▶ _Document segment_:
■ ■ ■ ■
Find constants a and b such that the function y = a sin(x) + b cos(x) satisfies the differential equation y'' + y' − 5y = sin(x)

vichka [17]

Answers:

a = -6/37

b = -1/37

============================================================

Explanation:

Let's start things off by computing the derivatives we'll need

$y = a\sin(x) + b\cos(x)\\\\y' = a\cos(x) - b\sin(x)\\\\y'' = -a\sin(x) - b\cos(x)\\\\$

Apply substitution to get

$y'' + y' - 5y = \sin(x)\\\\\left(-a\sin(x) - b\cos(x)\right) + \left(a\cos(x) - b\sin(x)\right) - 5\left(a\sin(x) + b\cos(x)\right) = \sin(x)\\\\-a\sin(x) - b\cos(x) + a\cos(x) - b\sin(x) - 5a\sin(x) - 5b\cos(x) = \sin(x)\\\\\left(-a\sin(x) - b\sin(x) - 5a\sin(x)\right) + \left(- b\cos(x) + a\cos(x) - 5b\cos(x)\right) = \sin(x)\\\\\left(-a - b - 5a\right)\sin(x) + \left(- b + a - 5b\right)\cos(x) = \sin(x)\\\\\left(-6a - b\right)\sin(x) + \left(a - 6b\right)\cos(x) = \sin(x)\\\\$

I've factored things in such a way that we have something in the form Msin(x) + Ncos(x), where M and N are coefficients based on the constants a,b.
■ ■ ■ ■
▶ _Provided material_:
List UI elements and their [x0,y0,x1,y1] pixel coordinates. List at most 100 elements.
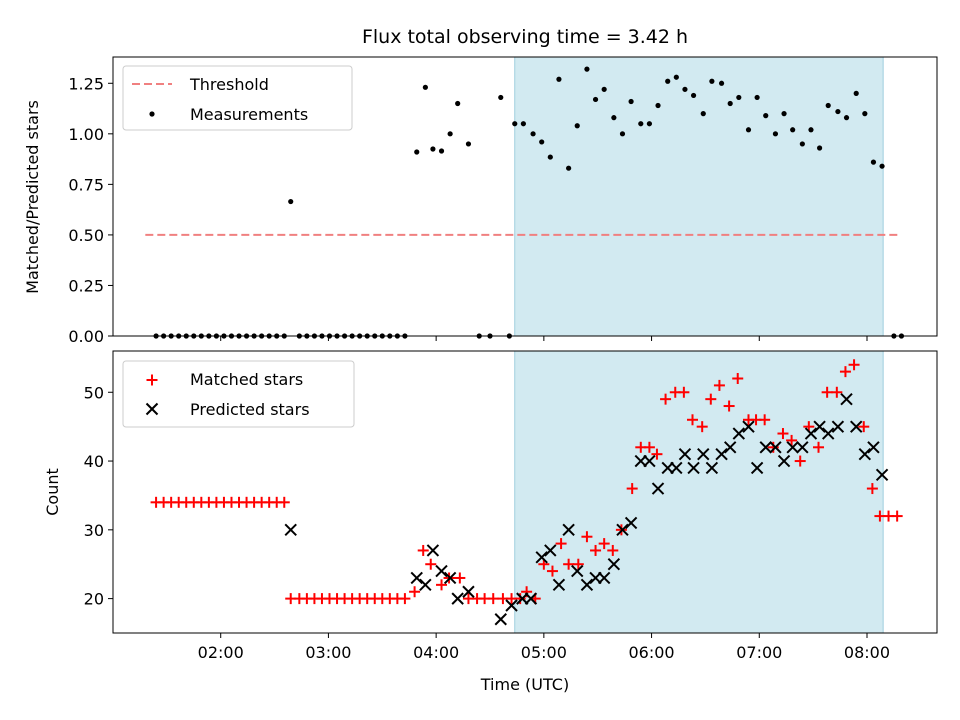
■ ■ ■ ■
▶ _Exercise directions_:
What values for the constants a and b does the worked solution give?

▶ _Response to the task_:
a = -6/37 and b = -1/37